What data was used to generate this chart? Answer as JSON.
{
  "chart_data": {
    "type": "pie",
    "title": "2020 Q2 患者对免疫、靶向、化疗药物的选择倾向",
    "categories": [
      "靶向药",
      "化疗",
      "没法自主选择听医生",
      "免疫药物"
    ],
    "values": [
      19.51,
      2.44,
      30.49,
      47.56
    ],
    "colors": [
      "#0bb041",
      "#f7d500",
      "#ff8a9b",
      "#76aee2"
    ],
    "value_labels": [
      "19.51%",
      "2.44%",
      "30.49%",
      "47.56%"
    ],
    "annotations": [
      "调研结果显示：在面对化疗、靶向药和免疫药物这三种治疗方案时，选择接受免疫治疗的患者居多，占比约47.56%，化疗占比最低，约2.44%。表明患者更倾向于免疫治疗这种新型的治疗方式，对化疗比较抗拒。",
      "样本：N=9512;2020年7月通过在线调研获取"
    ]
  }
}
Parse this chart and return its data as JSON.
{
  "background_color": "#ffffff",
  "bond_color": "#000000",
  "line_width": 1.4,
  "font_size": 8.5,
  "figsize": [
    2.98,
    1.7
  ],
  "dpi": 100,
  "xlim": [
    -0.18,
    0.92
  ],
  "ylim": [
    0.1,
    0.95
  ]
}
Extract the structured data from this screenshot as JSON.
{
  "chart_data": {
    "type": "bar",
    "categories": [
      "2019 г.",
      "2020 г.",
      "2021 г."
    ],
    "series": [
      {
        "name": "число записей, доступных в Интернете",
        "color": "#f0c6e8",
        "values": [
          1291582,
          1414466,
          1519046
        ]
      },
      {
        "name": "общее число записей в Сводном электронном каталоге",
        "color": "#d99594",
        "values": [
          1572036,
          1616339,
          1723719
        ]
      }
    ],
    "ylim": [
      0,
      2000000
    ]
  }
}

········

CHALLENGE: Write the material out exactly, with nothing left out.

REPLY:
What data was used to generate this chart? Answer as JSON.
{
  "chart_data": {
    "type": "pie",
    "title": "2020 Q2 患者对免疫、靶向、化疗药物的选择倾向",
    "categories": [
      "靶向药",
      "化疗",
      "没法自主选择听医生",
      "免疫药物"
    ],
    "values": [
      19.51,
      2.44,
      30.49,
      47.56
    ],
    "colors": [
      "#0bb041",
      "#f7d500",
      "#ff8a9b",
      "#76aee2"
    ],
    "value_labels": [
      "19.51%",
      "2.44%",
      "30.49%",
      "47.56%"
    ],
    "annotations": [
      "调研结果显示：在面对化疗、靶向药和免疫药物这三种治疗方案时，选择接受免疫治疗的患者居多，占比约47.56%，化疗占比最低，约2.44%。表明患者更倾向于免疫治疗这种新型的治疗方式，对化疗比较抗拒。",
      "样本：N=9512;2020年7月通过在线调研获取"
    ]
  }
}
Parse this chart and return its data as JSON.
{
  "background_color": "#ffffff",
  "bond_color": "#000000",
  "line_width": 1.4,
  "font_size": 8.5,
  "figsize": [
    2.98,
    1.7
  ],
  "dpi": 100,
  "xlim": [
    -0.18,
    0.92
  ],
  "ylim": [
    0.1,
    0.95
  ]
}
Extract the structured data from this screenshot as JSON.
{
  "chart_data": {
    "type": "bar",
    "categories": [
      "2019 г.",
      "2020 г.",
      "2021 г."
    ],
    "series": [
      {
        "name": "число записей, доступных в Интернете",
        "color": "#f0c6e8",
        "values": [
          1291582,
          1414466,
          1519046
        ]
      },
      {
        "name": "общее число записей в Сводном электронном каталоге",
        "color": "#d99594",
        "values": [
          1572036,
          1616339,
          1723719
        ]
      }
    ],
    "ylim": [
      0,
      2000000
    ]
  }
}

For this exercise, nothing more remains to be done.